◆ Task to complete:
Go through the entries below and count the lines holding the word "Belæ". Reply with only the number, please.

◆ Recorded data:
..........

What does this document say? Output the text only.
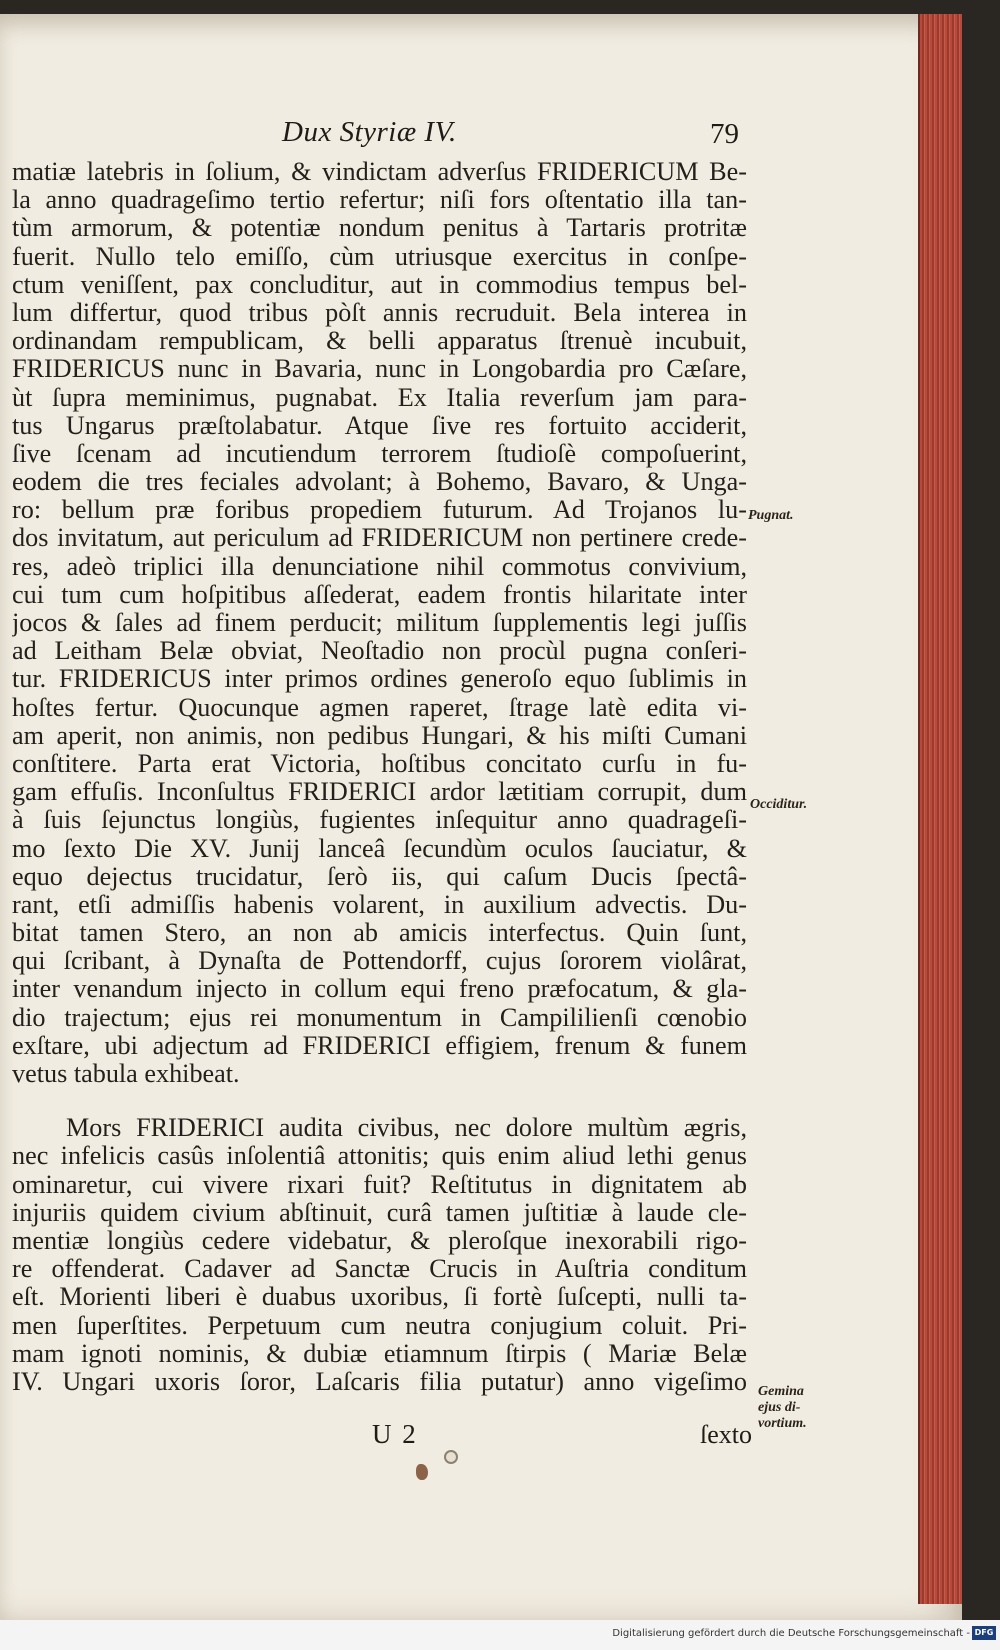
Dux Styriæ IV.	79
matiæ latebris in ſolium, & vindictam adverſus FRIDERICUM Be-
la anno quadrageſimo tertio refertur; niſi fors oſtentatio illa tan-
tùm armorum, & potentiæ nondum penitus à Tartaris protritæ
fuerit. Nullo telo emiſſo, cùm utriusque exercitus in conſpe-
ctum veniſſent, pax concluditur, aut in commodius tempus bel-
lum differtur, quod tribus pòſt annis recruduit. Bela interea in
ordinandam rempublicam, & belli apparatus ſtrenuè incubuit,
FRIDERICUS nunc in Bavaria, nunc in Longobardia pro Cæſare,
ùt ſupra meminimus, pugnabat. Ex Italia reverſum jam para-
tus Ungarus præſtolabatur. Atque ſive res fortuito acciderit,
ſive ſcenam ad incutiendum terrorem ſtudioſè compoſuerint,
eodem die tres feciales advolant; à Bohemo, Bavaro, & Unga-
ro: bellum præ foribus propediem futurum. Ad Trojanos lu-
dos invitatum, aut periculum ad FRIDERICUM non pertinere crede-
res, adeò triplici illa denunciatione nihil commotus convivium,
cui tum cum hoſpitibus aſſederat, eadem frontis hilaritate inter
jocos & ſales ad finem perducit; militum ſupplementis legi juſſis
ad Leitham Belæ obviat, Neoſtadio non procùl pugna conſeri-
tur. FRIDERICUS inter primos ordines generoſo equo ſublimis in
hoſtes fertur. Quocunque agmen raperet, ſtrage latè edita vi-
am aperit, non animis, non pedibus Hungari, & his miſti Cumani
conſtitere. Parta erat Victoria, hoſtibus concitato curſu in fu-
gam effuſis. Inconſultus FRIDERICI ardor lætitiam corrupit, dum
à ſuis ſejunctus longiùs, fugientes inſequitur anno quadrageſi-
mo ſexto Die XV. Junij lanceâ ſecundùm oculos ſauciatur, &
equo dejectus trucidatur, ſerò iis, qui caſum Ducis ſpectâ-
rant, etſi admiſſis habenis volarent, in auxilium advectis. Du-
bitat tamen Stero, an non ab amicis interfectus. Quin ſunt,
qui ſcribant, à Dynaſta de Pottendorff, cujus ſororem violârat,
inter venandum injecto in collum equi freno præfocatum, & gla-
dio trajectum; ejus rei monumentum in Campililienſi cœnobio
exſtare, ubi adjectum ad FRIDERICI effigiem, frenum & funem
vetus tabula exhibeat.
Mors FRIDERICI audita civibus, nec dolore multùm ægris,
nec infelicis casûs inſolentiâ attonitis; quis enim aliud lethi genus
ominaretur, cui vivere rixari fuit? Reſtitutus in dignitatem ab
injuriis quidem civium abſtinuit, curâ tamen juſtitiæ à laude cle-
mentiæ longiùs cedere videbatur, & pleroſque inexorabili rigo-
re offenderat. Cadaver ad Sanctæ Crucis in Auſtria conditum
eſt. Morienti liberi è duabus uxoribus, ſi fortè ſuſcepti, nulli ta-
men ſuperſtites. Perpetuum cum neutra conjugium coluit. Pri-
mam ignoti nominis, & dubiæ etiamnum ſtirpis ( Mariæ Belæ
IV. Ungari uxoris ſoror, Laſcaris filia putatur) anno vigeſimo
Pugnat.
Occiditur.
Gemina
ejus di-
vortium.
U 2	ſexto
Digitalisierung gefördert durch die Deutsche Forschungsgemeinschaft - DFG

..........

◆ Exercise output:
2